Return all entries precisely as they stand, without the images.

■ **Records**:
####################
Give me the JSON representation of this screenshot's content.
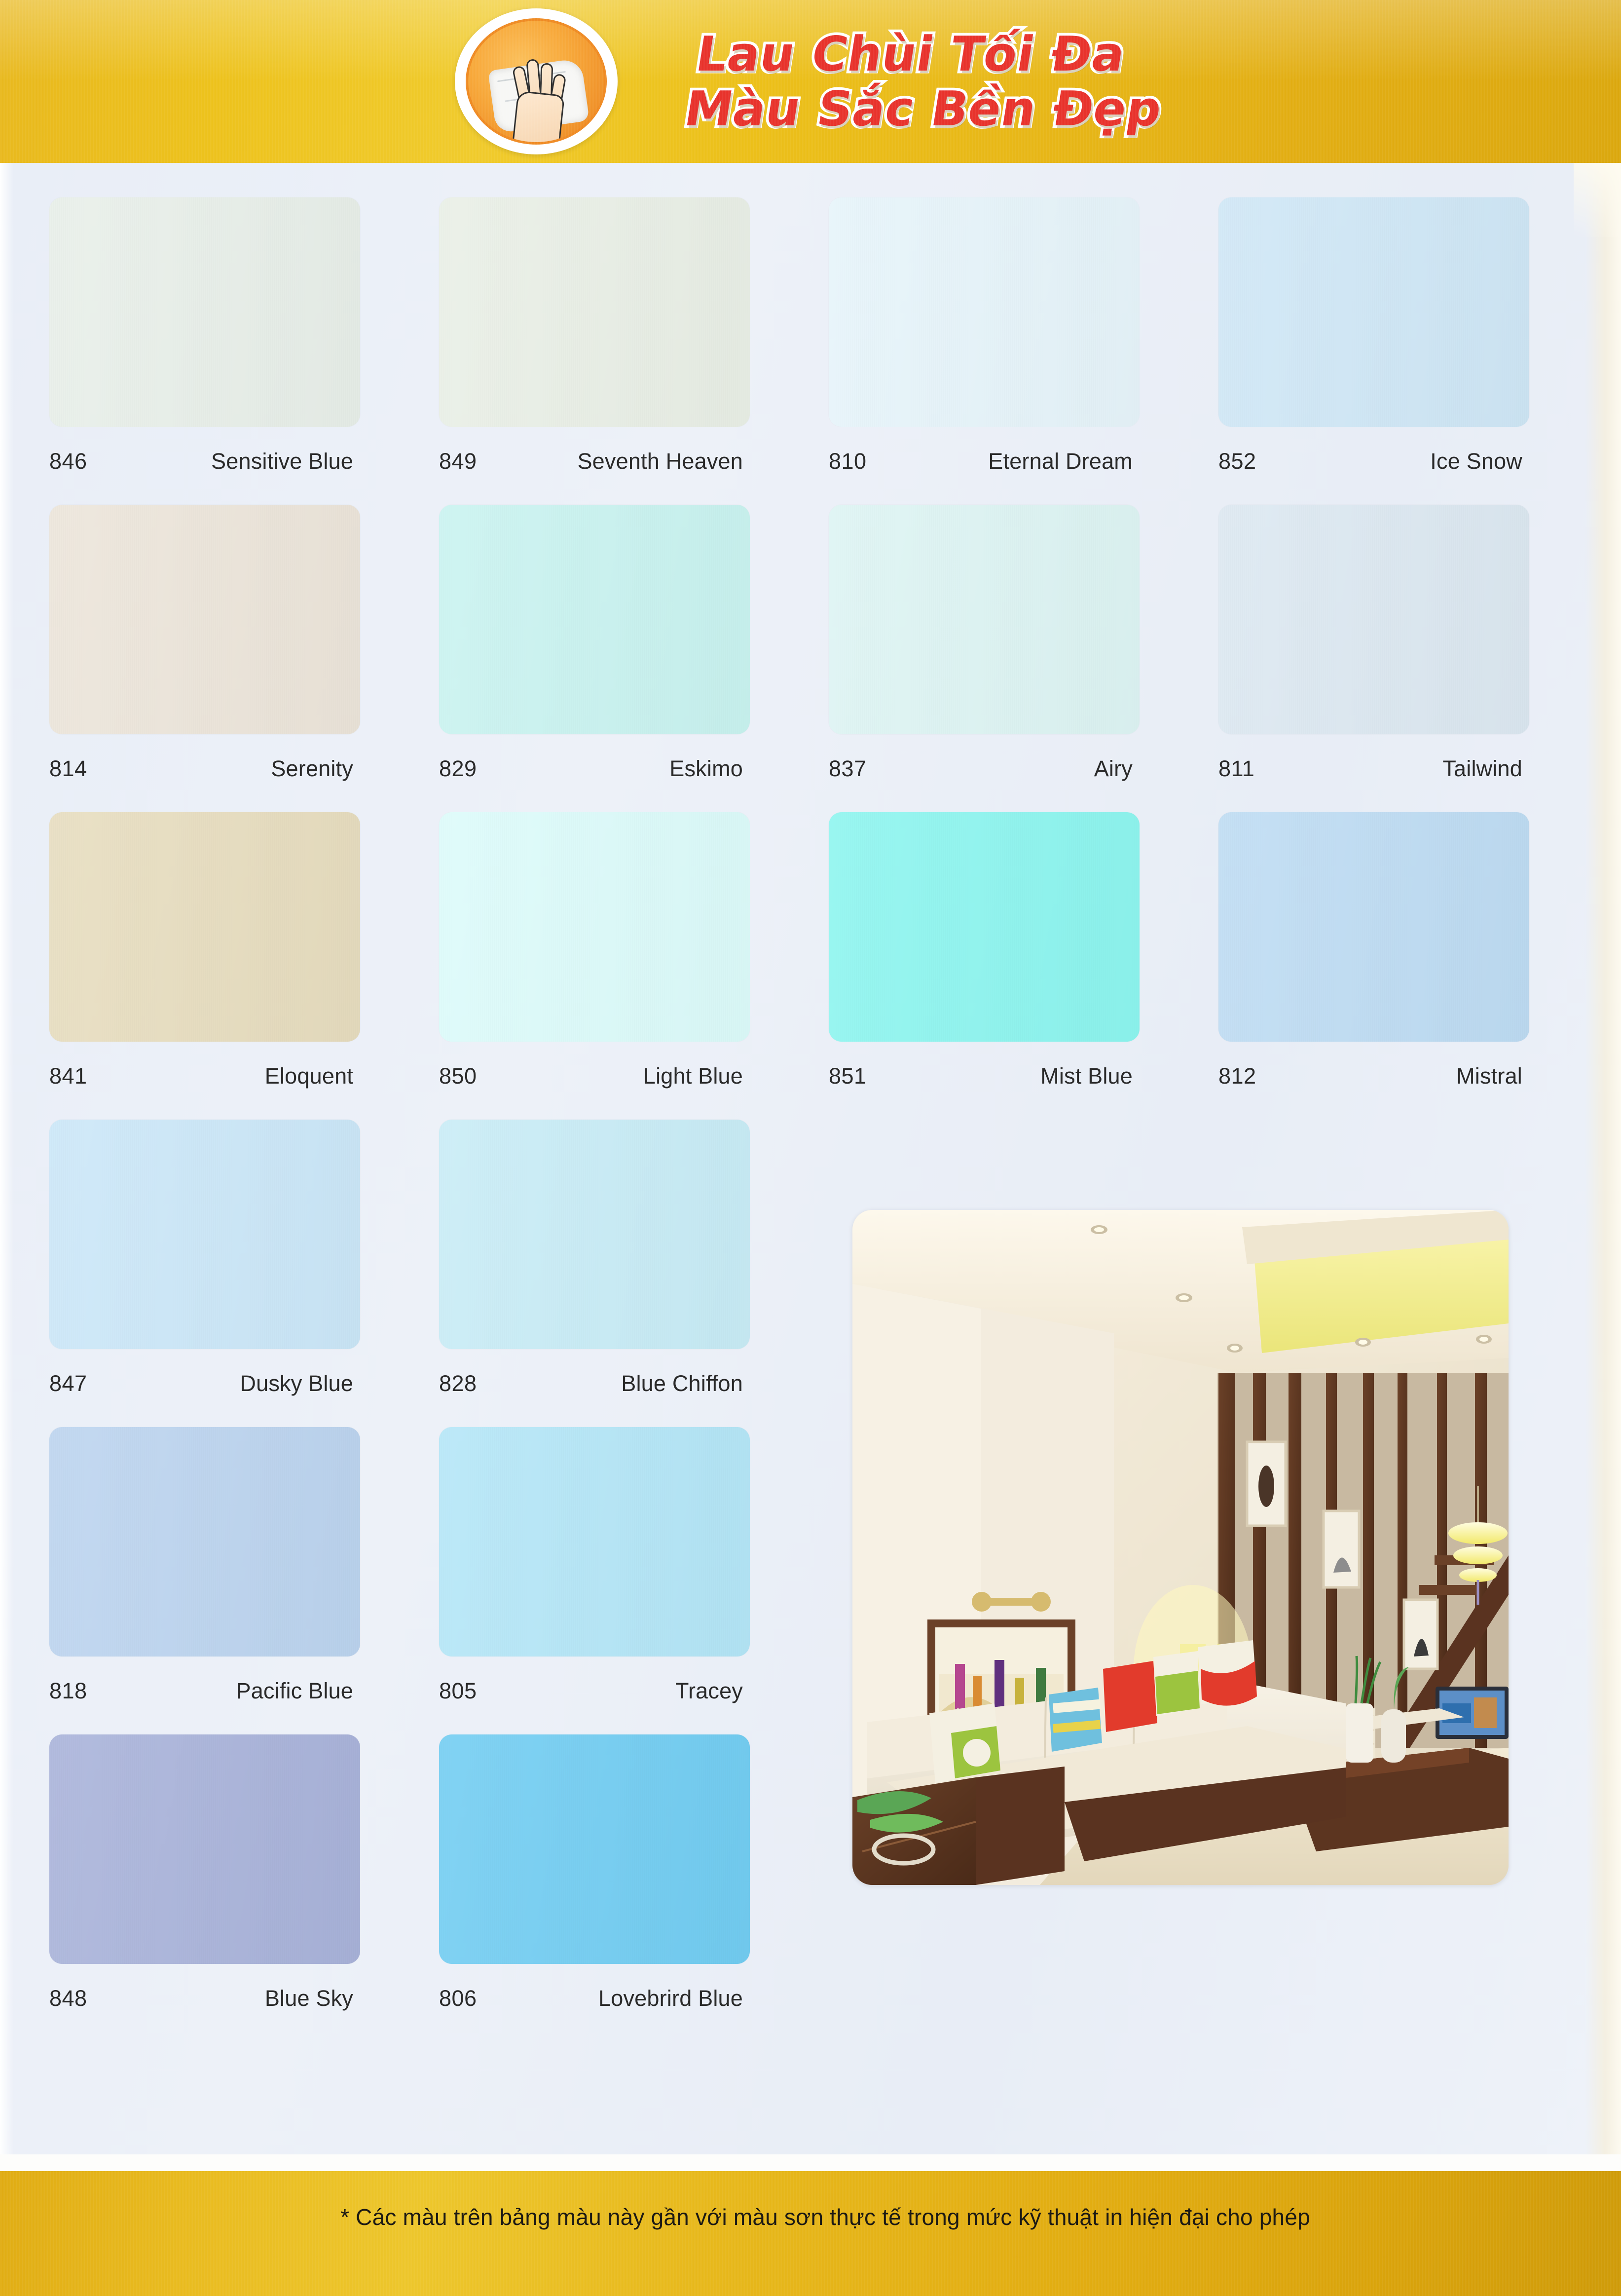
{
  "header": {
    "title_line1": "Lau Chùi Tối Đa",
    "title_line2": "Màu Sắc Bền Đẹp",
    "badge_icon": "hand-wiping-cloth-icon",
    "band_color": "#eabd1e",
    "title_color": "#e8332c",
    "title_outline_color": "#ffffff"
  },
  "swatch_grid": {
    "columns": 4,
    "rows": [
      [
        {
          "code": "846",
          "name": "Sensitive Blue",
          "hex": "#e8efe9"
        },
        {
          "code": "849",
          "name": "Seventh Heaven",
          "hex": "#e9efe6"
        },
        {
          "code": "810",
          "name": "Eternal Dream",
          "hex": "#e6f4fa"
        },
        {
          "code": "852",
          "name": "Ice Snow",
          "hex": "#cfe7f6"
        }
      ],
      [
        {
          "code": "814",
          "name": "Serenity",
          "hex": "#ece5da"
        },
        {
          "code": "829",
          "name": "Eskimo",
          "hex": "#c9f3f0"
        },
        {
          "code": "837",
          "name": "Airy",
          "hex": "#ddf4f3"
        },
        {
          "code": "811",
          "name": "Tailwind",
          "hex": "#dce8f1"
        }
      ],
      [
        {
          "code": "841",
          "name": "Eloquent",
          "hex": "#e7ddbf"
        },
        {
          "code": "850",
          "name": "Light Blue",
          "hex": "#dcfbfa"
        },
        {
          "code": "851",
          "name": "Mist Blue",
          "hex": "#8df5ef"
        },
        {
          "code": "812",
          "name": "Mistral",
          "hex": "#bedcf3"
        }
      ],
      [
        {
          "code": "847",
          "name": "Dusky Blue",
          "hex": "#cbe7f8"
        },
        {
          "code": "828",
          "name": "Blue Chiffon",
          "hex": "#c8ecf6"
        }
      ],
      [
        {
          "code": "818",
          "name": "Pacific Blue",
          "hex": "#bcd4ef"
        },
        {
          "code": "805",
          "name": "Tracey",
          "hex": "#b4e6f7"
        }
      ],
      [
        {
          "code": "848",
          "name": "Blue Sky",
          "hex": "#a9b3da"
        },
        {
          "code": "806",
          "name": "Lovebrird Blue",
          "hex": "#72cdf2"
        }
      ]
    ]
  },
  "room_photo": {
    "alt": "living room interior with cream sofa, colorful cushions, wooden coffee table and shag rug",
    "name": "interior-room-photo"
  },
  "footer": {
    "note": "* Các màu trên bảng màu này gần với màu sơn thực tế trong mức kỹ thuật in hiện đại cho phép",
    "band_color": "#e3b118"
  }
}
####################
■ **EXPECTED OUTPUT**:
Give me the JSON representation of this screenshot's content.
{
  "header": {
    "title_line1": "Lau Chùi Tối Đa",
    "title_line2": "Màu Sắc Bền Đẹp",
    "badge_icon": "hand-wiping-cloth-icon",
    "band_color": "#eabd1e",
    "title_color": "#e8332c",
    "title_outline_color": "#ffffff"
  },
  "swatch_grid": {
    "columns": 4,
    "rows": [
      [
        {
          "code": "846",
          "name": "Sensitive Blue",
          "hex": "#e8efe9"
        },
        {
          "code": "849",
          "name": "Seventh Heaven",
          "hex": "#e9efe6"
        },
        {
          "code": "810",
          "name": "Eternal Dream",
          "hex": "#e6f4fa"
        },
        {
          "code": "852",
          "name": "Ice Snow",
          "hex": "#cfe7f6"
        }
      ],
      [
        {
          "code": "814",
          "name": "Serenity",
          "hex": "#ece5da"
        },
        {
          "code": "829",
          "name": "Eskimo",
          "hex": "#c9f3f0"
        },
        {
          "code": "837",
          "name": "Airy",
          "hex": "#ddf4f3"
        },
        {
          "code": "811",
          "name": "Tailwind",
          "hex": "#dce8f1"
        }
      ],
      [
        {
          "code": "841",
          "name": "Eloquent",
          "hex": "#e7ddbf"
        },
        {
          "code": "850",
          "name": "Light Blue",
          "hex": "#dcfbfa"
        },
        {
          "code": "851",
          "name": "Mist Blue",
          "hex": "#8df5ef"
        },
        {
          "code": "812",
          "name": "Mistral",
          "hex": "#bedcf3"
        }
      ],
      [
        {
          "code": "847",
          "name": "Dusky Blue",
          "hex": "#cbe7f8"
        },
        {
          "code": "828",
          "name": "Blue Chiffon",
          "hex": "#c8ecf6"
        }
      ],
      [
        {
          "code": "818",
          "name": "Pacific Blue",
          "hex": "#bcd4ef"
        },
        {
          "code": "805",
          "name": "Tracey",
          "hex": "#b4e6f7"
        }
      ],
      [
        {
          "code": "848",
          "name": "Blue Sky",
          "hex": "#a9b3da"
        },
        {
          "code": "806",
          "name": "Lovebrird Blue",
          "hex": "#72cdf2"
        }
      ]
    ]
  },
  "room_photo": {
    "alt": "living room interior with cream sofa, colorful cushions, wooden coffee table and shag rug",
    "name": "interior-room-photo"
  },
  "footer": {
    "note": "* Các màu trên bảng màu này gần với màu sơn thực tế trong mức kỹ thuật in hiện đại cho phép",
    "band_color": "#e3b118"
  }
}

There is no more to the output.